## DATA TO PROCESS:
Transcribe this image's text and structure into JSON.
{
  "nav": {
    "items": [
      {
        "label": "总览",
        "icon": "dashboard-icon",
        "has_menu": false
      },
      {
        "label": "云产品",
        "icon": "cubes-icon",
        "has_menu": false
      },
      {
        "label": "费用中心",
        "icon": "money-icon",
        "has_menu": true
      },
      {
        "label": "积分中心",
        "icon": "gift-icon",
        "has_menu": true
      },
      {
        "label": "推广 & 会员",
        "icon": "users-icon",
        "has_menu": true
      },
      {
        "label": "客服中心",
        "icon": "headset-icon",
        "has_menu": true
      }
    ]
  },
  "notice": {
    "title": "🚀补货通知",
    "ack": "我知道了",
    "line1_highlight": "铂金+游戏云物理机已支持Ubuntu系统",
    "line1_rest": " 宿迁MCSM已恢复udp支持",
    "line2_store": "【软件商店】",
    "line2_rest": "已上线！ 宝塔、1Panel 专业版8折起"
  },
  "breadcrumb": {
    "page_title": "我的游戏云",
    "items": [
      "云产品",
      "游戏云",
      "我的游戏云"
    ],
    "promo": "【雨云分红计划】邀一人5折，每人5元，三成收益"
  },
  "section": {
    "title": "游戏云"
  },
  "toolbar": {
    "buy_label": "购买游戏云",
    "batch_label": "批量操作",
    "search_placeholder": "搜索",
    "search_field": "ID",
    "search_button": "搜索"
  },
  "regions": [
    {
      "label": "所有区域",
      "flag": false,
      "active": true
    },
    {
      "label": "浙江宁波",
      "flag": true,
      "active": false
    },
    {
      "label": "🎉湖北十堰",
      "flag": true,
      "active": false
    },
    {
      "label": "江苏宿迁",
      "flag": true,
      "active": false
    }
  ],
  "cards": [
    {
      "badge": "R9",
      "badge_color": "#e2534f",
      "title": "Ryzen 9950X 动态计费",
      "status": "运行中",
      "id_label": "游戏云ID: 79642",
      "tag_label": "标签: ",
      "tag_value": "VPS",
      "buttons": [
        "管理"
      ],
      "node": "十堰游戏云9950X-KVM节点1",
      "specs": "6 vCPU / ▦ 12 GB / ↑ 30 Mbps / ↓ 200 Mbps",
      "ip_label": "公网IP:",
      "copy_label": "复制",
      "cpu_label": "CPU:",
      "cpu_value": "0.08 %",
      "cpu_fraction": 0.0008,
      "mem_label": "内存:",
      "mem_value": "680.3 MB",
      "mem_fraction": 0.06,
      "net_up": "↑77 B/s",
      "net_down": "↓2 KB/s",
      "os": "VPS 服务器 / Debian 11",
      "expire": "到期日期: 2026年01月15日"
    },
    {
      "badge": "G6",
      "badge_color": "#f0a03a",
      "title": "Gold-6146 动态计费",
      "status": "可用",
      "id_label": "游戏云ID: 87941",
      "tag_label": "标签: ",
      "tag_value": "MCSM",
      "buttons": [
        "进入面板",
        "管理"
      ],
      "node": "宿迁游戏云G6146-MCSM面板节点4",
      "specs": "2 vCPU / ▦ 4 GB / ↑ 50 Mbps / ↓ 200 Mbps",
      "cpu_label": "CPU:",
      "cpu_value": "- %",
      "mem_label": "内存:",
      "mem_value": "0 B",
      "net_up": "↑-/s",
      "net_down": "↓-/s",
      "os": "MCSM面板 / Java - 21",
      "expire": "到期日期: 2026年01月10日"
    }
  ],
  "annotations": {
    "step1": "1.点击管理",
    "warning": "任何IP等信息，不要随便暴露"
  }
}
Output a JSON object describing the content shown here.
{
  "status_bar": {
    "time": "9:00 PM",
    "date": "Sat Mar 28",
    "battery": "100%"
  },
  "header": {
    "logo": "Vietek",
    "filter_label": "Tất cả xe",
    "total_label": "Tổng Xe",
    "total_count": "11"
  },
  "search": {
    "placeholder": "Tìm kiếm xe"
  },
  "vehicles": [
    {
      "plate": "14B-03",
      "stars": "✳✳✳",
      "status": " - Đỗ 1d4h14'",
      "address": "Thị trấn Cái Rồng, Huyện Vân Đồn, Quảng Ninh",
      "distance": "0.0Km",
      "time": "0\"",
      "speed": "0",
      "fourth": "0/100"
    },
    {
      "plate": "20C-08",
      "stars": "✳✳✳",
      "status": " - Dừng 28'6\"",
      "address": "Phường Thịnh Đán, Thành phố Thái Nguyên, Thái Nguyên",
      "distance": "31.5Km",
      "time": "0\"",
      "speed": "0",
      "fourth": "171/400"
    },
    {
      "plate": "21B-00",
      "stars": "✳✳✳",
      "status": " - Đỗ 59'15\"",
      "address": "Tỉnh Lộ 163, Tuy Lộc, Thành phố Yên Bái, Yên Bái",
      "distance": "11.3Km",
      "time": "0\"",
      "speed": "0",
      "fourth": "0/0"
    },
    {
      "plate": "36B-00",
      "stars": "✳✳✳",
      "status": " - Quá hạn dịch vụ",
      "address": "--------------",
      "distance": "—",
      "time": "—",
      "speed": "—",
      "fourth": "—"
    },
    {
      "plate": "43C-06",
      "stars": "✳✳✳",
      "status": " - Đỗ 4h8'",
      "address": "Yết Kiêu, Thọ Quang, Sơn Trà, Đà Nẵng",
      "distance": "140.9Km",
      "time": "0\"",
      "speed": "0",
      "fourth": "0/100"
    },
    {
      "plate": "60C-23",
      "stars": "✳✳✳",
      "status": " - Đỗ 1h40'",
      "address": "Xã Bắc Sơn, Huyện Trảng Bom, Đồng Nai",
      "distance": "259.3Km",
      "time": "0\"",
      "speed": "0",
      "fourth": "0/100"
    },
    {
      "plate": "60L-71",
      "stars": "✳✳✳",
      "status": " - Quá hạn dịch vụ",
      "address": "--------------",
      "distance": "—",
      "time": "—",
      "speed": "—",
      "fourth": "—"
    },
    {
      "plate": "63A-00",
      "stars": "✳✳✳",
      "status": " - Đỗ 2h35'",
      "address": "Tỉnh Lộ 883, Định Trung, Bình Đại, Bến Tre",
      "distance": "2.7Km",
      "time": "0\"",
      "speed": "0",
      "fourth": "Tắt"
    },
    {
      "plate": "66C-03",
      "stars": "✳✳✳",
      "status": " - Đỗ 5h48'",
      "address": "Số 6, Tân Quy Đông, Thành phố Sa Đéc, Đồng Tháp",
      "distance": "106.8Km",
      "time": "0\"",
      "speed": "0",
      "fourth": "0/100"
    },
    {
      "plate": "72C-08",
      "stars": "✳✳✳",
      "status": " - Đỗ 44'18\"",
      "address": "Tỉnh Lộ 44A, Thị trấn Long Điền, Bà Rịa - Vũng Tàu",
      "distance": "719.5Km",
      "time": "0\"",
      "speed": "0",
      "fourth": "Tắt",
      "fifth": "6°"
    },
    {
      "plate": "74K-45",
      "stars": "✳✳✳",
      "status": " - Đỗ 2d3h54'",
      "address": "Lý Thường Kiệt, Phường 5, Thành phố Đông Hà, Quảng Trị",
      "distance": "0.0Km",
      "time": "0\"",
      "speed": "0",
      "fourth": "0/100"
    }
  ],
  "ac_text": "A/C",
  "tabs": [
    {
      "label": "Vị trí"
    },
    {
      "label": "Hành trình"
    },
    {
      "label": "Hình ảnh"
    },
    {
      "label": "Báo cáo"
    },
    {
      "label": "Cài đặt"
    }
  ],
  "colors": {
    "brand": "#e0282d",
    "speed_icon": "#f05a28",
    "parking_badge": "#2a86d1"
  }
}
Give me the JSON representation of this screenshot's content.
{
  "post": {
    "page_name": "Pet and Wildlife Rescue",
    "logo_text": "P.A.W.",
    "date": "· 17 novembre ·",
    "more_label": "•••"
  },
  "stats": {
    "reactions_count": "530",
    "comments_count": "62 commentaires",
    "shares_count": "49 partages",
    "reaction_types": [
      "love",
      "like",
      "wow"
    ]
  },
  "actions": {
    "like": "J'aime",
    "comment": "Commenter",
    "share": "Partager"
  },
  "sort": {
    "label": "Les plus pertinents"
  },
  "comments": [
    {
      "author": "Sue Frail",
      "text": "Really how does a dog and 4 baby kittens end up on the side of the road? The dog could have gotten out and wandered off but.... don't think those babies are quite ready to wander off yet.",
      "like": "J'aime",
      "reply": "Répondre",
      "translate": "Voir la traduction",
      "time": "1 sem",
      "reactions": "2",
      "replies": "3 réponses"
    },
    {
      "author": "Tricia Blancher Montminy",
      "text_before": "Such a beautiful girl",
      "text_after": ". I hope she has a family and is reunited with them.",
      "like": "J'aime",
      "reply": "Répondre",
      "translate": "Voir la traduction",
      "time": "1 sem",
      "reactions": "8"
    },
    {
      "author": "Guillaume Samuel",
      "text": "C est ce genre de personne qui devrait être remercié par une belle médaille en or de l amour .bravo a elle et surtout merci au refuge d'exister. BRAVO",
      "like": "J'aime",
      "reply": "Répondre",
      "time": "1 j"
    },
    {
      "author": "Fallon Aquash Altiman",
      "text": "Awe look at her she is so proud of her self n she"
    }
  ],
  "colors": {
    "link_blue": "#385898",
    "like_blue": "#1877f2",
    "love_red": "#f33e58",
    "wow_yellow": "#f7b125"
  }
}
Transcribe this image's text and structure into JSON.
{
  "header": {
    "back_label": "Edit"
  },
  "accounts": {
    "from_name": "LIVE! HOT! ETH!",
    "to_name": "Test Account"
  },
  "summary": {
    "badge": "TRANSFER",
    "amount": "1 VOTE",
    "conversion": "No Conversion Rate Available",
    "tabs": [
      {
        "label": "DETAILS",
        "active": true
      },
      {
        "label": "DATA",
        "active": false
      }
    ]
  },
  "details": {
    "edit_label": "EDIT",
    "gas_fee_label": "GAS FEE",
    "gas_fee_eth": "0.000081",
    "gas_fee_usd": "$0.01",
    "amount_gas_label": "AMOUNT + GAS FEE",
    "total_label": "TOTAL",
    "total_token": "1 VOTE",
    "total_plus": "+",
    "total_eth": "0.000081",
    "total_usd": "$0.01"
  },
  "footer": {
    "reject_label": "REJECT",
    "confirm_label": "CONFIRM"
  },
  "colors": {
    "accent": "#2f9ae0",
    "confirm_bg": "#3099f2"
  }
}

## TASK DETAILS:
Determine how many lines contain the word "JSON" and reply with that number alone.

## REPLY TO THE TASK:
4